▸ Challenge
Your answer should be a single number: the count of lines containing "JSON".

Collection entries
########
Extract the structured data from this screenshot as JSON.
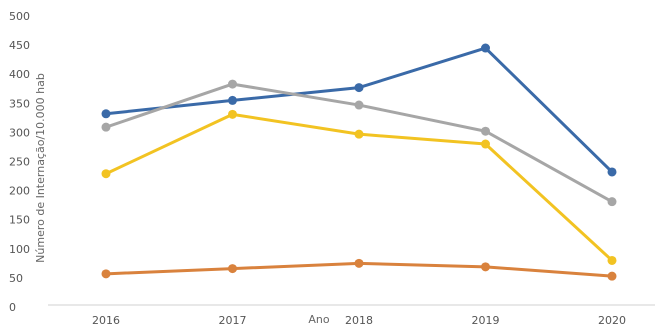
{
  "chart_data": {
    "type": "line",
    "xlabel": "Ano",
    "ylabel": "Número de Internação/10.000 hab",
    "categories": [
      "2016",
      "2017",
      "2018",
      "2019",
      "2020"
    ],
    "ylim": [
      0,
      500
    ],
    "yticks": [
      "0",
      "50",
      "100",
      "150",
      "200",
      "250",
      "300",
      "350",
      "400",
      "450",
      "500"
    ],
    "grid": false,
    "legend": "none",
    "series": [
      {
        "color": "#3A6AA8",
        "values": [
          332,
          355,
          377,
          445,
          232
        ]
      },
      {
        "color": "#A6A6A6",
        "values": [
          309,
          383,
          347,
          302,
          181
        ]
      },
      {
        "color": "#F2C322",
        "values": [
          229,
          331,
          297,
          280,
          80
        ]
      },
      {
        "color": "#D9823D",
        "values": [
          57,
          66,
          75,
          69,
          53
        ]
      }
    ]
  }
}
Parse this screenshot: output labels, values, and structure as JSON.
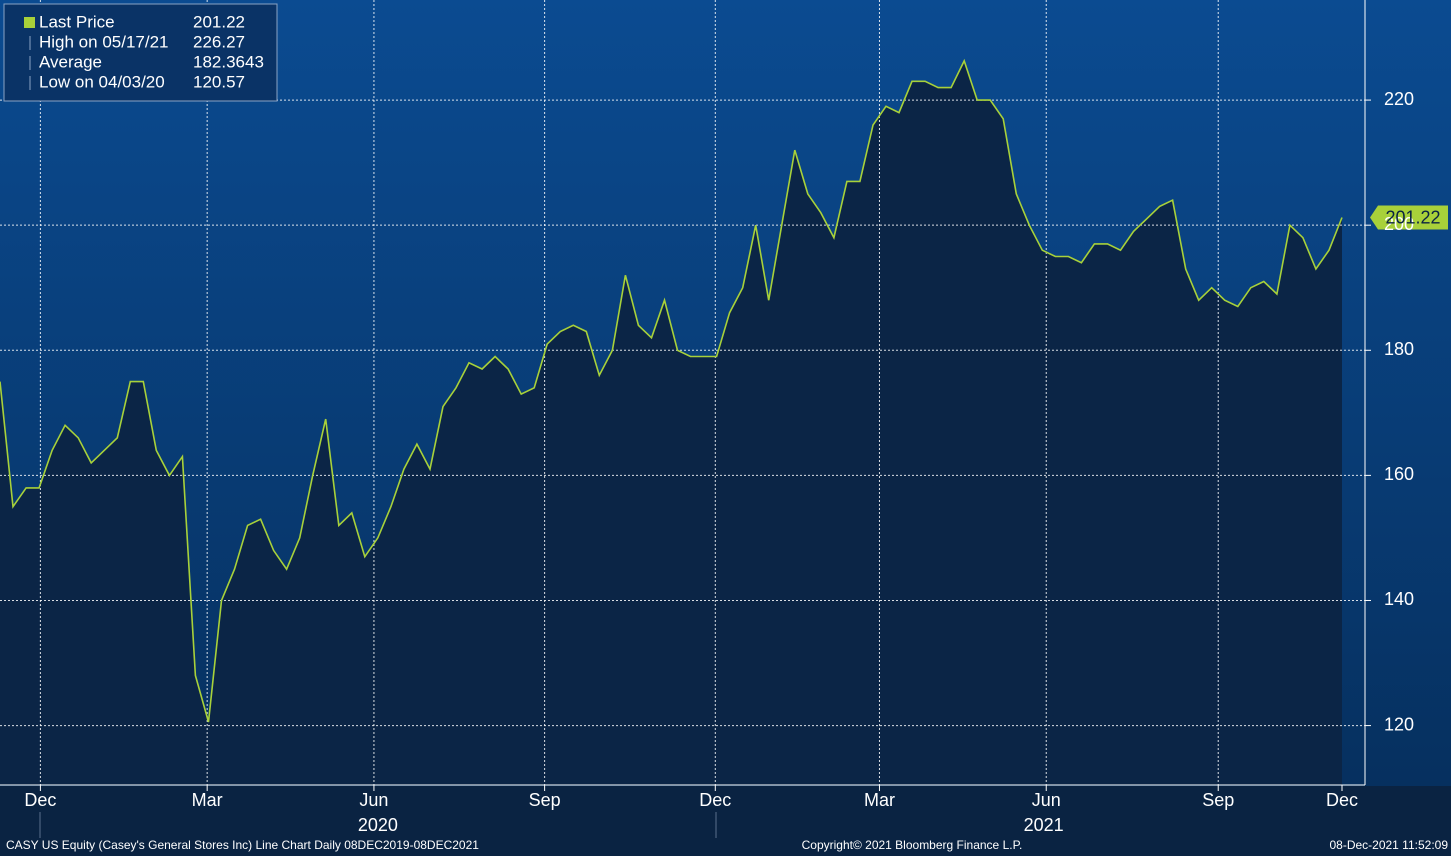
{
  "chart_data": {
    "type": "line",
    "series": [
      {
        "name": "Last Price",
        "color": "#a8d13a",
        "values": [
          175,
          155,
          158,
          158,
          164,
          168,
          166,
          162,
          164,
          166,
          175,
          175,
          164,
          160,
          163,
          128,
          120.57,
          140,
          145,
          152,
          153,
          148,
          145,
          150,
          160,
          169,
          152,
          154,
          147,
          150,
          155,
          161,
          165,
          161,
          171,
          174,
          178,
          177,
          179,
          177,
          173,
          174,
          181,
          183,
          184,
          183,
          176,
          180,
          192,
          184,
          182,
          188,
          180,
          179,
          179,
          179,
          186,
          190,
          200,
          188,
          200,
          212,
          205,
          202,
          198,
          207,
          207,
          216,
          219,
          218,
          223,
          223,
          222,
          222,
          226.27,
          220,
          220,
          217,
          205,
          200,
          196,
          195,
          195,
          194,
          197,
          197,
          196,
          199,
          201,
          203,
          204,
          193,
          188,
          190,
          188,
          187,
          190,
          191,
          189,
          200,
          198,
          193,
          196,
          201.22
        ]
      }
    ],
    "xlim": [
      0,
      103
    ],
    "xticks": [
      {
        "value": 3.1,
        "label": "Dec"
      },
      {
        "value": 15.9,
        "label": "Mar"
      },
      {
        "value": 28.7,
        "label": "Jun"
      },
      {
        "value": 41.8,
        "label": "Sep"
      },
      {
        "value": 54.9,
        "label": "Dec"
      },
      {
        "value": 67.5,
        "label": "Mar"
      },
      {
        "value": 80.3,
        "label": "Jun"
      },
      {
        "value": 93.5,
        "label": "Sep"
      },
      {
        "value": 103,
        "label": "Dec"
      }
    ],
    "year_ticks": [
      {
        "value": 29.0,
        "label": "2020"
      },
      {
        "value": 80.1,
        "label": "2021"
      }
    ],
    "ylim": [
      110.5,
      236
    ],
    "yticks": [
      120,
      140,
      160,
      180,
      200,
      220
    ],
    "grid": true,
    "legend_stats": [
      {
        "label": "Last Price",
        "value": "201.22"
      },
      {
        "label": "High on 05/17/21",
        "value": "226.27"
      },
      {
        "label": "Average",
        "value": "182.3643"
      },
      {
        "label": "Low on 04/03/20",
        "value": "120.57"
      }
    ],
    "footer": {
      "left": "CASY US Equity (Casey's General Stores Inc) Line Chart  Daily 08DEC2019-08DEC2021",
      "center": "Copyright© 2021 Bloomberg Finance L.P.",
      "right": "08-Dec-2021 11:52:09"
    }
  }
}
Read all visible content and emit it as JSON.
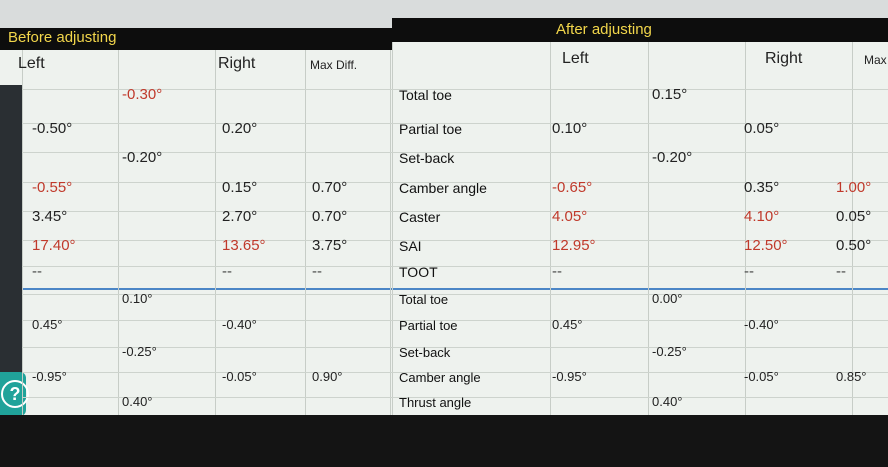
{
  "help_icon": "?",
  "before": {
    "title": "Before adjusting",
    "headers": {
      "left": "Left",
      "right": "Right",
      "diff": "Max Diff."
    },
    "front_rows": [
      {
        "center": {
          "text": "-0.30°",
          "color": "#c0392b"
        }
      },
      {
        "left": {
          "text": "-0.50°",
          "color": "#222"
        },
        "right": {
          "text": "0.20°",
          "color": "#222"
        }
      },
      {
        "center": {
          "text": "-0.20°",
          "color": "#222"
        }
      },
      {
        "left": {
          "text": "-0.55°",
          "color": "#c0392b"
        },
        "right": {
          "text": "0.15°",
          "color": "#222"
        },
        "diff": {
          "text": "0.70°",
          "color": "#222"
        }
      },
      {
        "left": {
          "text": "3.45°",
          "color": "#222"
        },
        "right": {
          "text": "2.70°",
          "color": "#222"
        },
        "diff": {
          "text": "0.70°",
          "color": "#222"
        }
      },
      {
        "left": {
          "text": "17.40°",
          "color": "#c0392b"
        },
        "right": {
          "text": "13.65°",
          "color": "#c0392b"
        },
        "diff": {
          "text": "3.75°",
          "color": "#222"
        }
      },
      {
        "left": {
          "text": "--",
          "color": "#444"
        },
        "right": {
          "text": "--",
          "color": "#444"
        },
        "diff": {
          "text": "--",
          "color": "#444"
        }
      }
    ],
    "rear_rows": [
      {
        "center": {
          "text": "0.10°",
          "color": "#222"
        }
      },
      {
        "left": {
          "text": "0.45°",
          "color": "#222"
        },
        "right": {
          "text": "-0.40°",
          "color": "#222"
        }
      },
      {
        "center": {
          "text": "-0.25°",
          "color": "#222"
        }
      },
      {
        "left": {
          "text": "-0.95°",
          "color": "#222"
        },
        "right": {
          "text": "-0.05°",
          "color": "#222"
        },
        "diff": {
          "text": "0.90°",
          "color": "#222"
        }
      },
      {
        "center": {
          "text": "0.40°",
          "color": "#222"
        }
      }
    ]
  },
  "after": {
    "title": "After adjusting",
    "headers": {
      "left": "Left",
      "right": "Right",
      "diff": "Max"
    },
    "front_rows": [
      {
        "label": "Total toe",
        "center": {
          "text": "0.15°",
          "color": "#222"
        }
      },
      {
        "label": "Partial toe",
        "left": {
          "text": "0.10°",
          "color": "#222"
        },
        "right": {
          "text": "0.05°",
          "color": "#222"
        }
      },
      {
        "label": "Set-back",
        "center": {
          "text": "-0.20°",
          "color": "#222"
        }
      },
      {
        "label": "Camber angle",
        "left": {
          "text": "-0.65°",
          "color": "#c0392b"
        },
        "right": {
          "text": "0.35°",
          "color": "#222"
        },
        "diff": {
          "text": "1.00°",
          "color": "#c0392b"
        }
      },
      {
        "label": "Caster",
        "left": {
          "text": "4.05°",
          "color": "#c0392b"
        },
        "right": {
          "text": "4.10°",
          "color": "#c0392b"
        },
        "diff": {
          "text": "0.05°",
          "color": "#222"
        }
      },
      {
        "label": "SAI",
        "left": {
          "text": "12.95°",
          "color": "#c0392b"
        },
        "right": {
          "text": "12.50°",
          "color": "#c0392b"
        },
        "diff": {
          "text": "0.50°",
          "color": "#222"
        }
      },
      {
        "label": "TOOT",
        "left": {
          "text": "--",
          "color": "#444"
        },
        "right": {
          "text": "--",
          "color": "#444"
        },
        "diff": {
          "text": "--",
          "color": "#444"
        }
      }
    ],
    "rear_rows": [
      {
        "label": "Total toe",
        "center": {
          "text": "0.00°",
          "color": "#222"
        }
      },
      {
        "label": "Partial toe",
        "left": {
          "text": "0.45°",
          "color": "#222"
        },
        "right": {
          "text": "-0.40°",
          "color": "#222"
        }
      },
      {
        "label": "Set-back",
        "center": {
          "text": "-0.25°",
          "color": "#222"
        }
      },
      {
        "label": "Camber angle",
        "left": {
          "text": "-0.95°",
          "color": "#222"
        },
        "right": {
          "text": "-0.05°",
          "color": "#222"
        },
        "diff": {
          "text": "0.85°",
          "color": "#222"
        }
      },
      {
        "label": "Thrust angle",
        "center": {
          "text": "0.40°",
          "color": "#222"
        }
      }
    ]
  }
}
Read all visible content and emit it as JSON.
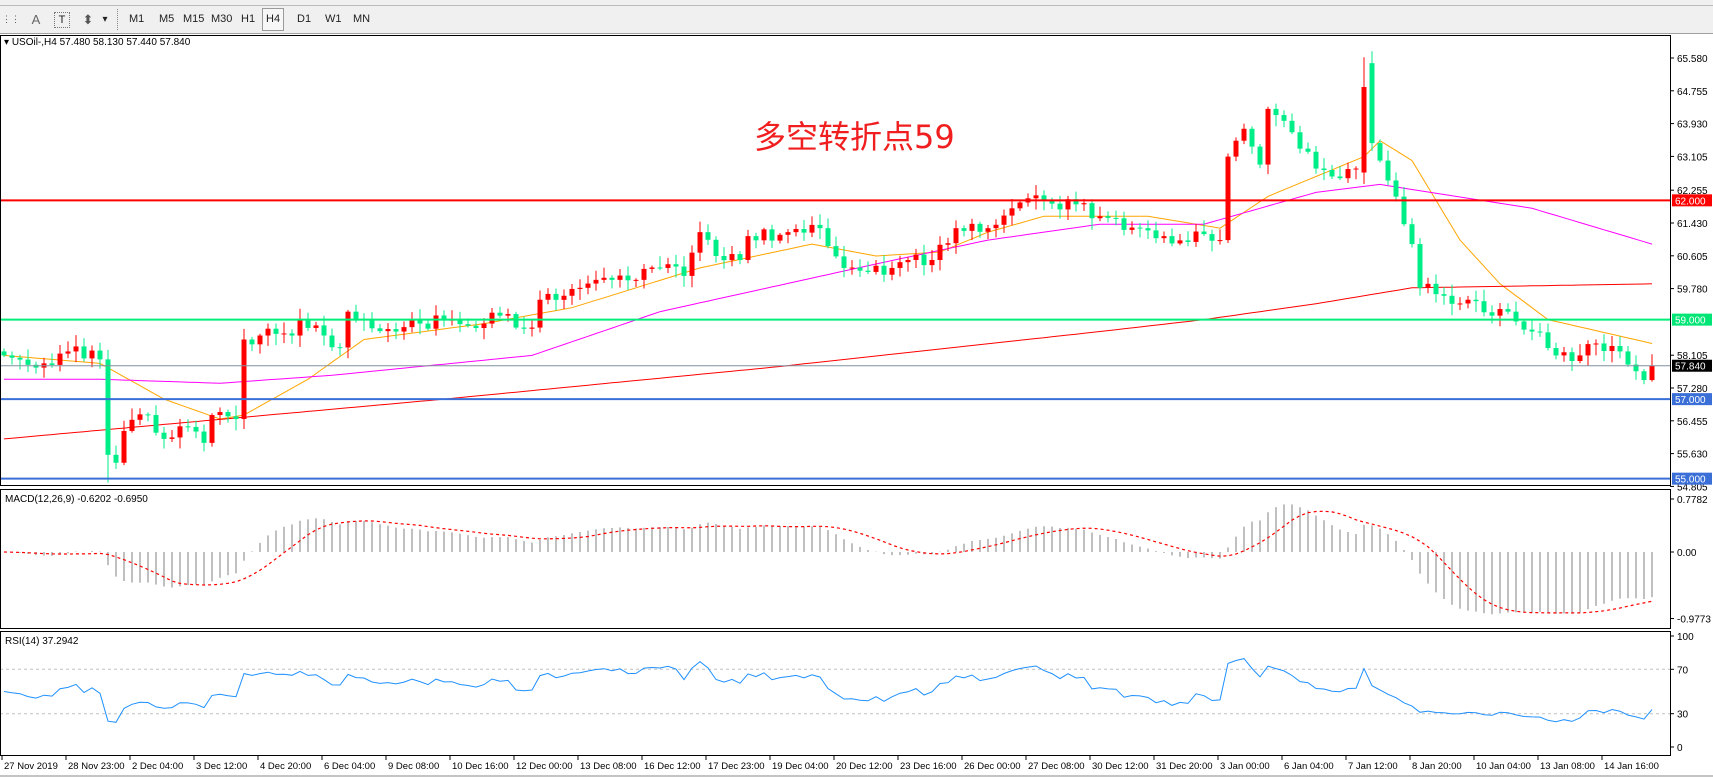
########
▸ Correct response
4